EXERCISE PROMPT - Write down each entry again, exactly as it reads.

(Excerpts from a figure dataset)
=======

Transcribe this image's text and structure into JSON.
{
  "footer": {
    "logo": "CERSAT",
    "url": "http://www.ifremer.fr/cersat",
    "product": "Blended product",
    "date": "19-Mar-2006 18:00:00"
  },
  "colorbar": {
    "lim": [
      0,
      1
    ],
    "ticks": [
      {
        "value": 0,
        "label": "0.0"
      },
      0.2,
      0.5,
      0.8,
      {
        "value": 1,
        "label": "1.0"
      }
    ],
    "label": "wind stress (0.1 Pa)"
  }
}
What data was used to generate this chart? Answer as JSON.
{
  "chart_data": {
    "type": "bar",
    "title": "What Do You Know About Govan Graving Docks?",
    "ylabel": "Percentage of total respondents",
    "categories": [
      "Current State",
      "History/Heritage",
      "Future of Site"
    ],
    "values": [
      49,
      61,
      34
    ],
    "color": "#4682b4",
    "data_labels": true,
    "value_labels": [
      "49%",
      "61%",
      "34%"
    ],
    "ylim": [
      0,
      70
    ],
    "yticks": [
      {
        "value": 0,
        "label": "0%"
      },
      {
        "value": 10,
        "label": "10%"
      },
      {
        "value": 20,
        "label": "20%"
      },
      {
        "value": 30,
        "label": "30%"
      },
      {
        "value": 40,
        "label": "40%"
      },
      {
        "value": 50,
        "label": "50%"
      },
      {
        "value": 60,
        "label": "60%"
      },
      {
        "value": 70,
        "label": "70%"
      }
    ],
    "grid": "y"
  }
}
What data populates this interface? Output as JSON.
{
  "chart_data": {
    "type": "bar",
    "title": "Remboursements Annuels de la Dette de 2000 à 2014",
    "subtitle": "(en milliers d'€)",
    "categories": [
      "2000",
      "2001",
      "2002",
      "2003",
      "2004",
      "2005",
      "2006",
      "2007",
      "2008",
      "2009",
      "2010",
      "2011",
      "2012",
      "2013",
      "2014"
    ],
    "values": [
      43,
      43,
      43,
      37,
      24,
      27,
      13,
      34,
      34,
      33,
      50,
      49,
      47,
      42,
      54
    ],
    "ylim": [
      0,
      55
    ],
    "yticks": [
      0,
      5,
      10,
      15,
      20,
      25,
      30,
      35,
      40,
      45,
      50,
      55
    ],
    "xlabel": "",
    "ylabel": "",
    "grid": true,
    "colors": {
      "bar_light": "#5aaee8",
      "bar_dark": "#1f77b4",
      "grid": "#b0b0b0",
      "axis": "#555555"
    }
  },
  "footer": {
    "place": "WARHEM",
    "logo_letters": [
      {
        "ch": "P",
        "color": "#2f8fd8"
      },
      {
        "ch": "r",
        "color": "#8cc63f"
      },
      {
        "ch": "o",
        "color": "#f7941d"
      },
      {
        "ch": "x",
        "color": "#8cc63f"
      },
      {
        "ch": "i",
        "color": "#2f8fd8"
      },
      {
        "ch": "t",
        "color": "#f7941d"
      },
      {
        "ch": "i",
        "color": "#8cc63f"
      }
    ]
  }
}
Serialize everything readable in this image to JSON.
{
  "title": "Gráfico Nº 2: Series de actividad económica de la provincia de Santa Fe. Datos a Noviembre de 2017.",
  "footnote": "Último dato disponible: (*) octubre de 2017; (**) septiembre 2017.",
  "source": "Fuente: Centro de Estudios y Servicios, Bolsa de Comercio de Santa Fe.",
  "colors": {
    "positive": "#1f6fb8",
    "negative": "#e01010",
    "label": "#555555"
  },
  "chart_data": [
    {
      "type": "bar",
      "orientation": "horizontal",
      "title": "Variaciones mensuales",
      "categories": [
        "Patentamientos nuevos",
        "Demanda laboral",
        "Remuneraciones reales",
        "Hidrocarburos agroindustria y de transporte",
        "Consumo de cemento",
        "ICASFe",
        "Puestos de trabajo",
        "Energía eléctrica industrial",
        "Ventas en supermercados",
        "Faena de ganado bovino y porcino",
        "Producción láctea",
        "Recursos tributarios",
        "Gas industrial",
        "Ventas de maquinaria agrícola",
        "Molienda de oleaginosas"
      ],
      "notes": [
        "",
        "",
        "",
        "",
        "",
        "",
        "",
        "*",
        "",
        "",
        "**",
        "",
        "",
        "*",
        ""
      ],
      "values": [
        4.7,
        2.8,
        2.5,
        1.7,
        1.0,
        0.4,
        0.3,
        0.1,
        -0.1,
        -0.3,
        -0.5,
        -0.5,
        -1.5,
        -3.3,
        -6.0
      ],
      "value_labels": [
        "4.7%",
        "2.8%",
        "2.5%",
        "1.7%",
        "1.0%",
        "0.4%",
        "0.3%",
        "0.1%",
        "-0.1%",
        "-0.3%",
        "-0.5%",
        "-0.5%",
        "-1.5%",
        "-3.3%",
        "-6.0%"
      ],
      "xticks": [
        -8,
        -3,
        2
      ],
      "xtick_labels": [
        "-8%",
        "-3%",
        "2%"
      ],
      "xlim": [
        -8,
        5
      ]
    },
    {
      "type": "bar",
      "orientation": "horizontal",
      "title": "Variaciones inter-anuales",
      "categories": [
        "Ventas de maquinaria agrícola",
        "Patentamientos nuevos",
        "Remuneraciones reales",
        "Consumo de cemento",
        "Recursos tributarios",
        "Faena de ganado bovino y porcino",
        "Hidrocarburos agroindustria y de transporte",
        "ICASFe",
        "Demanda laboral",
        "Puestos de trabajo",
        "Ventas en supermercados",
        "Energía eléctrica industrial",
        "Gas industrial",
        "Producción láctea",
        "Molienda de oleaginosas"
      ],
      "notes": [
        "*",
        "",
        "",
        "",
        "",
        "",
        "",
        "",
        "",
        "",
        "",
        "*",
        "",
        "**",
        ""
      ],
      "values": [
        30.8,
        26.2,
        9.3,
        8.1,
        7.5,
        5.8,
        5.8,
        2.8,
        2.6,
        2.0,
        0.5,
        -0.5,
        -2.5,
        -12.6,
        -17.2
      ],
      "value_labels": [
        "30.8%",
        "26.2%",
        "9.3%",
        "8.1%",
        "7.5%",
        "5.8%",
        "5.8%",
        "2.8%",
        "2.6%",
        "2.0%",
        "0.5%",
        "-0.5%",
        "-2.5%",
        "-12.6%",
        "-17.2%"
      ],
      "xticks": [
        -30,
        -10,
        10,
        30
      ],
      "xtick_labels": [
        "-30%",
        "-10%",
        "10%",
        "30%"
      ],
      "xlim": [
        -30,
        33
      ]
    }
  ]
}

=======

CORRECT ANSWER -
Transcribe this image's text and structure into JSON.
{
  "footer": {
    "logo": "CERSAT",
    "url": "http://www.ifremer.fr/cersat",
    "product": "Blended product",
    "date": "19-Mar-2006 18:00:00"
  },
  "colorbar": {
    "lim": [
      0,
      1
    ],
    "ticks": [
      {
        "value": 0,
        "label": "0.0"
      },
      0.2,
      0.5,
      0.8,
      {
        "value": 1,
        "label": "1.0"
      }
    ],
    "label": "wind stress (0.1 Pa)"
  }
}
What data was used to generate this chart? Answer as JSON.
{
  "chart_data": {
    "type": "bar",
    "title": "What Do You Know About Govan Graving Docks?",
    "ylabel": "Percentage of total respondents",
    "categories": [
      "Current State",
      "History/Heritage",
      "Future of Site"
    ],
    "values": [
      49,
      61,
      34
    ],
    "color": "#4682b4",
    "data_labels": true,
    "value_labels": [
      "49%",
      "61%",
      "34%"
    ],
    "ylim": [
      0,
      70
    ],
    "yticks": [
      {
        "value": 0,
        "label": "0%"
      },
      {
        "value": 10,
        "label": "10%"
      },
      {
        "value": 20,
        "label": "20%"
      },
      {
        "value": 30,
        "label": "30%"
      },
      {
        "value": 40,
        "label": "40%"
      },
      {
        "value": 50,
        "label": "50%"
      },
      {
        "value": 60,
        "label": "60%"
      },
      {
        "value": 70,
        "label": "70%"
      }
    ],
    "grid": "y"
  }
}
What data populates this interface? Output as JSON.
{
  "chart_data": {
    "type": "bar",
    "title": "Remboursements Annuels de la Dette de 2000 à 2014",
    "subtitle": "(en milliers d'€)",
    "categories": [
      "2000",
      "2001",
      "2002",
      "2003",
      "2004",
      "2005",
      "2006",
      "2007",
      "2008",
      "2009",
      "2010",
      "2011",
      "2012",
      "2013",
      "2014"
    ],
    "values": [
      43,
      43,
      43,
      37,
      24,
      27,
      13,
      34,
      34,
      33,
      50,
      49,
      47,
      42,
      54
    ],
    "ylim": [
      0,
      55
    ],
    "yticks": [
      0,
      5,
      10,
      15,
      20,
      25,
      30,
      35,
      40,
      45,
      50,
      55
    ],
    "xlabel": "",
    "ylabel": "",
    "grid": true,
    "colors": {
      "bar_light": "#5aaee8",
      "bar_dark": "#1f77b4",
      "grid": "#b0b0b0",
      "axis": "#555555"
    }
  },
  "footer": {
    "place": "WARHEM",
    "logo_letters": [
      {
        "ch": "P",
        "color": "#2f8fd8"
      },
      {
        "ch": "r",
        "color": "#8cc63f"
      },
      {
        "ch": "o",
        "color": "#f7941d"
      },
      {
        "ch": "x",
        "color": "#8cc63f"
      },
      {
        "ch": "i",
        "color": "#2f8fd8"
      },
      {
        "ch": "t",
        "color": "#f7941d"
      },
      {
        "ch": "i",
        "color": "#8cc63f"
      }
    ]
  }
}
Serialize everything readable in this image to JSON.
{
  "title": "Gráfico Nº 2: Series de actividad económica de la provincia de Santa Fe. Datos a Noviembre de 2017.",
  "footnote": "Último dato disponible: (*) octubre de 2017; (**) septiembre 2017.",
  "source": "Fuente: Centro de Estudios y Servicios, Bolsa de Comercio de Santa Fe.",
  "colors": {
    "positive": "#1f6fb8",
    "negative": "#e01010",
    "label": "#555555"
  },
  "chart_data": [
    {
      "type": "bar",
      "orientation": "horizontal",
      "title": "Variaciones mensuales",
      "categories": [
        "Patentamientos nuevos",
        "Demanda laboral",
        "Remuneraciones reales",
        "Hidrocarburos agroindustria y de transporte",
        "Consumo de cemento",
        "ICASFe",
        "Puestos de trabajo",
        "Energía eléctrica industrial",
        "Ventas en supermercados",
        "Faena de ganado bovino y porcino",
        "Producción láctea",
        "Recursos tributarios",
        "Gas industrial",
        "Ventas de maquinaria agrícola",
        "Molienda de oleaginosas"
      ],
      "notes": [
        "",
        "",
        "",
        "",
        "",
        "",
        "",
        "*",
        "",
        "",
        "**",
        "",
        "",
        "*",
        ""
      ],
      "values": [
        4.7,
        2.8,
        2.5,
        1.7,
        1.0,
        0.4,
        0.3,
        0.1,
        -0.1,
        -0.3,
        -0.5,
        -0.5,
        -1.5,
        -3.3,
        -6.0
      ],
      "value_labels": [
        "4.7%",
        "2.8%",
        "2.5%",
        "1.7%",
        "1.0%",
        "0.4%",
        "0.3%",
        "0.1%",
        "-0.1%",
        "-0.3%",
        "-0.5%",
        "-0.5%",
        "-1.5%",
        "-3.3%",
        "-6.0%"
      ],
      "xticks": [
        -8,
        -3,
        2
      ],
      "xtick_labels": [
        "-8%",
        "-3%",
        "2%"
      ],
      "xlim": [
        -8,
        5
      ]
    },
    {
      "type": "bar",
      "orientation": "horizontal",
      "title": "Variaciones inter-anuales",
      "categories": [
        "Ventas de maquinaria agrícola",
        "Patentamientos nuevos",
        "Remuneraciones reales",
        "Consumo de cemento",
        "Recursos tributarios",
        "Faena de ganado bovino y porcino",
        "Hidrocarburos agroindustria y de transporte",
        "ICASFe",
        "Demanda laboral",
        "Puestos de trabajo",
        "Ventas en supermercados",
        "Energía eléctrica industrial",
        "Gas industrial",
        "Producción láctea",
        "Molienda de oleaginosas"
      ],
      "notes": [
        "*",
        "",
        "",
        "",
        "",
        "",
        "",
        "",
        "",
        "",
        "",
        "*",
        "",
        "**",
        ""
      ],
      "values": [
        30.8,
        26.2,
        9.3,
        8.1,
        7.5,
        5.8,
        5.8,
        2.8,
        2.6,
        2.0,
        0.5,
        -0.5,
        -2.5,
        -12.6,
        -17.2
      ],
      "value_labels": [
        "30.8%",
        "26.2%",
        "9.3%",
        "8.1%",
        "7.5%",
        "5.8%",
        "5.8%",
        "2.8%",
        "2.6%",
        "2.0%",
        "0.5%",
        "-0.5%",
        "-2.5%",
        "-12.6%",
        "-17.2%"
      ],
      "xticks": [
        -30,
        -10,
        10,
        30
      ],
      "xtick_labels": [
        "-30%",
        "-10%",
        "10%",
        "30%"
      ],
      "xlim": [
        -30,
        33
      ]
    }
  ]
}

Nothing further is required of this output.